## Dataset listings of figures

= = = = =

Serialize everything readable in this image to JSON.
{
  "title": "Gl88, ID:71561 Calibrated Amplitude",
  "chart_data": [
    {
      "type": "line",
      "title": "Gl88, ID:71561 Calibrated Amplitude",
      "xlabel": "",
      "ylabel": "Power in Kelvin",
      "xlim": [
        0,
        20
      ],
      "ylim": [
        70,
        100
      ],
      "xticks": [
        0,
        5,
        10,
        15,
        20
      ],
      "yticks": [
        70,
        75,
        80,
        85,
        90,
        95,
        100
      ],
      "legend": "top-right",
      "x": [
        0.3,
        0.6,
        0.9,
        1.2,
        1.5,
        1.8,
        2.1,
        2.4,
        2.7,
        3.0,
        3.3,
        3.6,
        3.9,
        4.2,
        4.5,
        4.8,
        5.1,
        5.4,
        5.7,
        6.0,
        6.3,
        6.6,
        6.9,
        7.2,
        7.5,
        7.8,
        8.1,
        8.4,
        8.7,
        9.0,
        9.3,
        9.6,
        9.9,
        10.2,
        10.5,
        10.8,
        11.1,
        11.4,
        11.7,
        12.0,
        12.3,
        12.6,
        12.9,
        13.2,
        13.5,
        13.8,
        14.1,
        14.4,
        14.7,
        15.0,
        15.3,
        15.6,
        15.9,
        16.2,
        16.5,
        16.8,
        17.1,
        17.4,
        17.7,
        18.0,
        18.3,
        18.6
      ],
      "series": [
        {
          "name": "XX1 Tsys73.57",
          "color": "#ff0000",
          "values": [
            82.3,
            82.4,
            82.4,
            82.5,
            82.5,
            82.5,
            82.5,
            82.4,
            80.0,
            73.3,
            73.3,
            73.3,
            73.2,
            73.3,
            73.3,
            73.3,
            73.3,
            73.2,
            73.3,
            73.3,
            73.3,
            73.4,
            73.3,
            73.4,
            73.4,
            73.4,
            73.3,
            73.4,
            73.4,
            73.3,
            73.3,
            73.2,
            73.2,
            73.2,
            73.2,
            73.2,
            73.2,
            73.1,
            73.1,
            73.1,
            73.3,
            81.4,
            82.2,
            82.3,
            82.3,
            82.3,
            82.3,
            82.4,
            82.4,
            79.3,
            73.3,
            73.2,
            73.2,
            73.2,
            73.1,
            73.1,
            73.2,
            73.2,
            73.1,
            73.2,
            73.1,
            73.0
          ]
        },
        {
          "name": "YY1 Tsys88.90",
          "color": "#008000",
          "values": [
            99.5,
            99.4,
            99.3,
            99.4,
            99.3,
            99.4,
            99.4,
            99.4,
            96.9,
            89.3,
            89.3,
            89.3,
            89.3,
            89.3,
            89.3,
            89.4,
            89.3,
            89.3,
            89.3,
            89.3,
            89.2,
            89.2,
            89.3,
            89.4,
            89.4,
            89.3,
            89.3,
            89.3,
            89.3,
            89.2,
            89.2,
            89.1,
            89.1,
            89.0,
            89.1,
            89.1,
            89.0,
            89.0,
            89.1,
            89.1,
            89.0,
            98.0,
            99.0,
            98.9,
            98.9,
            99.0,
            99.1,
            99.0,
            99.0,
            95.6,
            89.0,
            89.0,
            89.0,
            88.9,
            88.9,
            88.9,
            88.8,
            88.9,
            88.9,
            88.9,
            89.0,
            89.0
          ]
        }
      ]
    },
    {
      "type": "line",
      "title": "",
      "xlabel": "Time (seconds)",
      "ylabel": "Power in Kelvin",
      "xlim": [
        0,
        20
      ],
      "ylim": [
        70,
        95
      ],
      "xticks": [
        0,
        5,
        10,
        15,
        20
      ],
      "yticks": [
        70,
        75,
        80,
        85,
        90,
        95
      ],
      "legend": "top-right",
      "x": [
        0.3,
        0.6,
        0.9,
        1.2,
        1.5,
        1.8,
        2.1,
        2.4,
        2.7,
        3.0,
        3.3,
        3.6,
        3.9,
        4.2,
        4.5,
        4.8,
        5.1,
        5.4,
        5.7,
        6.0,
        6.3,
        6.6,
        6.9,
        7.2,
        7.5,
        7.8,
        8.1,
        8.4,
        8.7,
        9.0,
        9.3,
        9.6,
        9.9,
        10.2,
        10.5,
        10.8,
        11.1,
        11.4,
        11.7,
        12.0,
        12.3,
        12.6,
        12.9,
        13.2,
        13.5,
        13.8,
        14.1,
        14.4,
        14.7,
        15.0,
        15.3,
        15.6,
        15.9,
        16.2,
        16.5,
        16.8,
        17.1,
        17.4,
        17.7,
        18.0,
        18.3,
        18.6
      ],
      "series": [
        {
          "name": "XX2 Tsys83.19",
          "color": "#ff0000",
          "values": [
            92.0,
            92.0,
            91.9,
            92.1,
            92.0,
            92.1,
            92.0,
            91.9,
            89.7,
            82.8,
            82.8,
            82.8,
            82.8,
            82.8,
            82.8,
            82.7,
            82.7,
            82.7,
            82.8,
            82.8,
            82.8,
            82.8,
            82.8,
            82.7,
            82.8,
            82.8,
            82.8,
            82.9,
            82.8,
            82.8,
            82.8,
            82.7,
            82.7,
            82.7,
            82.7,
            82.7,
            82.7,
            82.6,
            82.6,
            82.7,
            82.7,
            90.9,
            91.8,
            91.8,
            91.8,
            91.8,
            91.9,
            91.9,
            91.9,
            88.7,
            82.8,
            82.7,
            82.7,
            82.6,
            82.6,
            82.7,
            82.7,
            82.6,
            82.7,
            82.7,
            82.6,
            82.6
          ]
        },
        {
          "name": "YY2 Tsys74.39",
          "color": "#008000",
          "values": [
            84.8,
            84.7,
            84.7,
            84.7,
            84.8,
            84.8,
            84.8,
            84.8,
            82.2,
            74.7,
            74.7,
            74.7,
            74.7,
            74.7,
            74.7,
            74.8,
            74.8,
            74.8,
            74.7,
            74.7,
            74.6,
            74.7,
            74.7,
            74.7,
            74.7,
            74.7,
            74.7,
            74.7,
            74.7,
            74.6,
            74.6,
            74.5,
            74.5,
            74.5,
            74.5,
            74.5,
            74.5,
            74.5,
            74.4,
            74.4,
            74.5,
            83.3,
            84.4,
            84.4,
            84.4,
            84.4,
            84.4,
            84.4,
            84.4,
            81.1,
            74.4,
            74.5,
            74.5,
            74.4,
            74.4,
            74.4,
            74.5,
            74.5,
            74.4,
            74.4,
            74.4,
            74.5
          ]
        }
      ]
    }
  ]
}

= = = = =

## GOAL
Show every line of the records above that contains the word "title".

## COMPLETED EXERCISE
  "title": "Gl88, ID:71561 Calibrated Amplitude",
      "title": "Gl88, ID:71561 Calibrated Amplitude",
      "title": "",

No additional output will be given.